- **Aim of the task**
Search the material below for the word "Sekolah". Copy every line that has it.

- **Records provided**
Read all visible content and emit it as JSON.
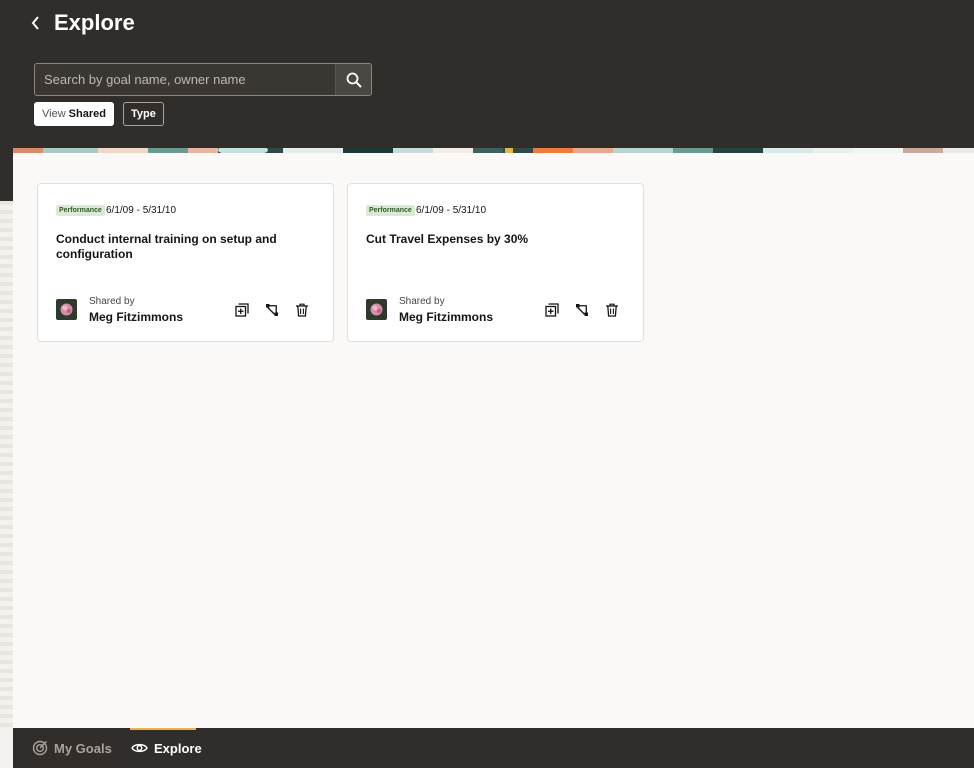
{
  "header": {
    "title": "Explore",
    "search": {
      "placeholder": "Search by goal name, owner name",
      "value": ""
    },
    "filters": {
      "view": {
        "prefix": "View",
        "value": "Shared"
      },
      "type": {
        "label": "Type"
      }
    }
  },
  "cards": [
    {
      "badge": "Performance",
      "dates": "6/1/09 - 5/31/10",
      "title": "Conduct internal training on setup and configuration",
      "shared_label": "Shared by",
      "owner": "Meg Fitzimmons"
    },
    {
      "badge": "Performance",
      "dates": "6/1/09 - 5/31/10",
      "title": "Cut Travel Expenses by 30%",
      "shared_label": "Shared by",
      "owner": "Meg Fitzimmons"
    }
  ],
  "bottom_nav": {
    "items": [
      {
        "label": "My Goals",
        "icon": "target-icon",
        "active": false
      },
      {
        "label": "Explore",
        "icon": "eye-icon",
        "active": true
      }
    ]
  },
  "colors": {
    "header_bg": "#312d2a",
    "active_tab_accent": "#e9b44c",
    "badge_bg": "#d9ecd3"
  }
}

==

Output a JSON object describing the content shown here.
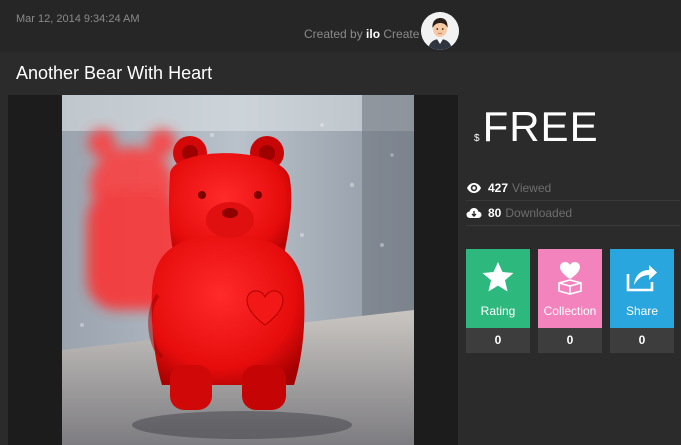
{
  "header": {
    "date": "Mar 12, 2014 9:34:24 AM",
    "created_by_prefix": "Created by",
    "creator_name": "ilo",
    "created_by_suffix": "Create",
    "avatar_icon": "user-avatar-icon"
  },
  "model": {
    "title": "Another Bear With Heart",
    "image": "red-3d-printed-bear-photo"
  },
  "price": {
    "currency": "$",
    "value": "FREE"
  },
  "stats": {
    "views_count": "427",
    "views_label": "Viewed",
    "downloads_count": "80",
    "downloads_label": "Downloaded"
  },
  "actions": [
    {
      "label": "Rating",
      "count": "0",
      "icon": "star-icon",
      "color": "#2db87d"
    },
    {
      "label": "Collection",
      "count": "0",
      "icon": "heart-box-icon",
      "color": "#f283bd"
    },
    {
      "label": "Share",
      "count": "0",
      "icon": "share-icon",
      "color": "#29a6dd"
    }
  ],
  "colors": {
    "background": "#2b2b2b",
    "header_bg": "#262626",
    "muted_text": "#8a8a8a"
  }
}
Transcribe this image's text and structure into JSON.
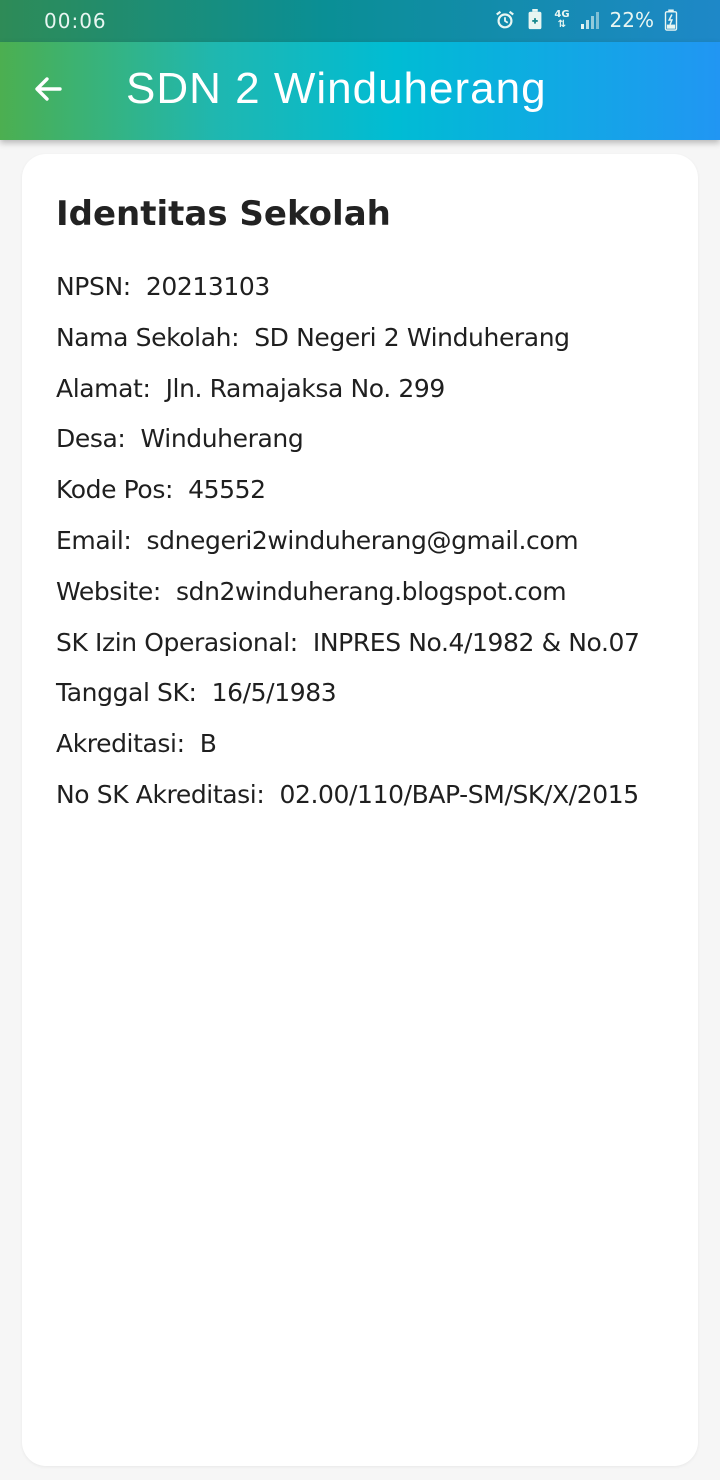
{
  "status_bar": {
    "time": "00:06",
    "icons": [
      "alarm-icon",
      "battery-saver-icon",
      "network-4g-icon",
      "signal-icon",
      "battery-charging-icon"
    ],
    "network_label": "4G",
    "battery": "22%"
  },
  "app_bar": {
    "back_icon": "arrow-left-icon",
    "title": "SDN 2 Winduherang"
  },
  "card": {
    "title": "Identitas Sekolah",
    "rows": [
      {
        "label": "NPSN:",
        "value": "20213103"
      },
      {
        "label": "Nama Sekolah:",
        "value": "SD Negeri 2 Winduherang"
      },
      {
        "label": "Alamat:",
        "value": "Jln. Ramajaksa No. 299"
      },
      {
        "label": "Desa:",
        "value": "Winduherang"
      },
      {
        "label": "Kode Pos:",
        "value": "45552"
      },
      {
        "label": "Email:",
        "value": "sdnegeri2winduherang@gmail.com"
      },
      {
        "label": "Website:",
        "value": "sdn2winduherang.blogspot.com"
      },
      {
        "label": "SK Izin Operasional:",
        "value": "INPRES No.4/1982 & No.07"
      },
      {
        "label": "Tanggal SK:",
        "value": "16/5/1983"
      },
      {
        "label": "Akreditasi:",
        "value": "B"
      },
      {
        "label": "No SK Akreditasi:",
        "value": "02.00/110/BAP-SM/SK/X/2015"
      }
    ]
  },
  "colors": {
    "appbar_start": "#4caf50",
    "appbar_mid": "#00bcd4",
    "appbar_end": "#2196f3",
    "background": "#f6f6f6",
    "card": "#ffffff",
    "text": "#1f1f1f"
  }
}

- **The response**
    "title": "Identitas Sekolah",
        "label": "Nama Sekolah:",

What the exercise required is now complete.